WORK INSTRUCTIONS =>
Transcribe the records below exactly as they appear.

EXERCISE MATERIAL =>
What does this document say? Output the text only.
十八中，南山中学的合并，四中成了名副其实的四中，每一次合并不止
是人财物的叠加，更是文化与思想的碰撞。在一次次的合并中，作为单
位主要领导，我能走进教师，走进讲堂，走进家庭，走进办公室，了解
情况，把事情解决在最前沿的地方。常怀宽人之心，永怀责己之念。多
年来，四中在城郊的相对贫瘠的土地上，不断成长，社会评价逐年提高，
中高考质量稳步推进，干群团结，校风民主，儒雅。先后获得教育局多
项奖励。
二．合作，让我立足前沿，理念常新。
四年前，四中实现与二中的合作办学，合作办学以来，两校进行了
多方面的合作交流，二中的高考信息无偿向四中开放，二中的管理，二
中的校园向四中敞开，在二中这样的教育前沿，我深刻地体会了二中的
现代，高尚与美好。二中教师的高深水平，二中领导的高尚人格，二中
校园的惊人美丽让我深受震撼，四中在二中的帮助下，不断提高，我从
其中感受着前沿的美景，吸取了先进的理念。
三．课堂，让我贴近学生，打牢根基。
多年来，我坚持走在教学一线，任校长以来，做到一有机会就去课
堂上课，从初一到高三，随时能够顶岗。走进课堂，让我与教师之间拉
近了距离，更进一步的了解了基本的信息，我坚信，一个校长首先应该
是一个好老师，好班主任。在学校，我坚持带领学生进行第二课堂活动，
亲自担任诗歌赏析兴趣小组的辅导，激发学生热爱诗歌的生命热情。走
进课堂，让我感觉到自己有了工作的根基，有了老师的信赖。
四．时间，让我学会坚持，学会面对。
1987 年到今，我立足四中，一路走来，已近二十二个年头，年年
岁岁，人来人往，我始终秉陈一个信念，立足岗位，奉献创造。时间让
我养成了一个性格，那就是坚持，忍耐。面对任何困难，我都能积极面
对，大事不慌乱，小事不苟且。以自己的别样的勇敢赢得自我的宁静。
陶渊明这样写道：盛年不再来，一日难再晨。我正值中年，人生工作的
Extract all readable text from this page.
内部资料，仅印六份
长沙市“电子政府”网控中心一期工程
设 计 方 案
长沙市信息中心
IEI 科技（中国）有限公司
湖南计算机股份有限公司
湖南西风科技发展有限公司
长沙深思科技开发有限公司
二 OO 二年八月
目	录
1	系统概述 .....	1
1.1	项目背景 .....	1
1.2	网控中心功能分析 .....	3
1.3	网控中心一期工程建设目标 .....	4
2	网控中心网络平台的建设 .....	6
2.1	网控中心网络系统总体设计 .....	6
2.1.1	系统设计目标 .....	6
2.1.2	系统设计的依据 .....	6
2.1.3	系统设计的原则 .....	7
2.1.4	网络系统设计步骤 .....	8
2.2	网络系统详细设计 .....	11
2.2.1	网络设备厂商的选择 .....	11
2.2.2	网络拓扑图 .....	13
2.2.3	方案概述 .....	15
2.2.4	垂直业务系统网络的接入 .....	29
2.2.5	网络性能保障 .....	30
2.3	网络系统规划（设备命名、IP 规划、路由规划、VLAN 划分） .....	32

RESPONSE TO THE TASK =>
What does this document say? Output the text only.
十八中，南山中学的合并，四中成了名副其实的四中，每一次合并不止
是人财物的叠加，更是文化与思想的碰撞。在一次次的合并中，作为单
位主要领导，我能走进教师，走进讲堂，走进家庭，走进办公室，了解
情况，把事情解决在最前沿的地方。常怀宽人之心，永怀责己之念。多
年来，四中在城郊的相对贫瘠的土地上，不断成长，社会评价逐年提高，
中高考质量稳步推进，干群团结，校风民主，儒雅。先后获得教育局多
项奖励。
二．合作，让我立足前沿，理念常新。
四年前，四中实现与二中的合作办学，合作办学以来，两校进行了
多方面的合作交流，二中的高考信息无偿向四中开放，二中的管理，二
中的校园向四中敞开，在二中这样的教育前沿，我深刻地体会了二中的
现代，高尚与美好。二中教师的高深水平，二中领导的高尚人格，二中
校园的惊人美丽让我深受震撼，四中在二中的帮助下，不断提高，我从
其中感受着前沿的美景，吸取了先进的理念。
三．课堂，让我贴近学生，打牢根基。
多年来，我坚持走在教学一线，任校长以来，做到一有机会就去课
堂上课，从初一到高三，随时能够顶岗。走进课堂，让我与教师之间拉
近了距离，更进一步的了解了基本的信息，我坚信，一个校长首先应该
是一个好老师，好班主任。在学校，我坚持带领学生进行第二课堂活动，
亲自担任诗歌赏析兴趣小组的辅导，激发学生热爱诗歌的生命热情。走
进课堂，让我感觉到自己有了工作的根基，有了老师的信赖。
四．时间，让我学会坚持，学会面对。
1987 年到今，我立足四中，一路走来，已近二十二个年头，年年
岁岁，人来人往，我始终秉陈一个信念，立足岗位，奉献创造。时间让
我养成了一个性格，那就是坚持，忍耐。面对任何困难，我都能积极面
对，大事不慌乱，小事不苟且。以自己的别样的勇敢赢得自我的宁静。
陶渊明这样写道：盛年不再来，一日难再晨。我正值中年，人生工作的
Extract all readable text from this page.
内部资料，仅印六份
长沙市“电子政府”网控中心一期工程
设 计 方 案
长沙市信息中心
IEI 科技（中国）有限公司
湖南计算机股份有限公司
湖南西风科技发展有限公司
长沙深思科技开发有限公司
二 OO 二年八月
目	录
1	系统概述 .....	1
1.1	项目背景 .....	1
1.2	网控中心功能分析 .....	3
1.3	网控中心一期工程建设目标 .....	4
2	网控中心网络平台的建设 .....	6
2.1	网控中心网络系统总体设计 .....	6
2.1.1	系统设计目标 .....	6
2.1.2	系统设计的依据 .....	6
2.1.3	系统设计的原则 .....	7
2.1.4	网络系统设计步骤 .....	8
2.2	网络系统详细设计 .....	11
2.2.1	网络设备厂商的选择 .....	11
2.2.2	网络拓扑图 .....	13
2.2.3	方案概述 .....	15
2.2.4	垂直业务系统网络的接入 .....	29
2.2.5	网络性能保障 .....	30
2.3	网络系统规划（设备命名、IP 规划、路由规划、VLAN 划分） .....	32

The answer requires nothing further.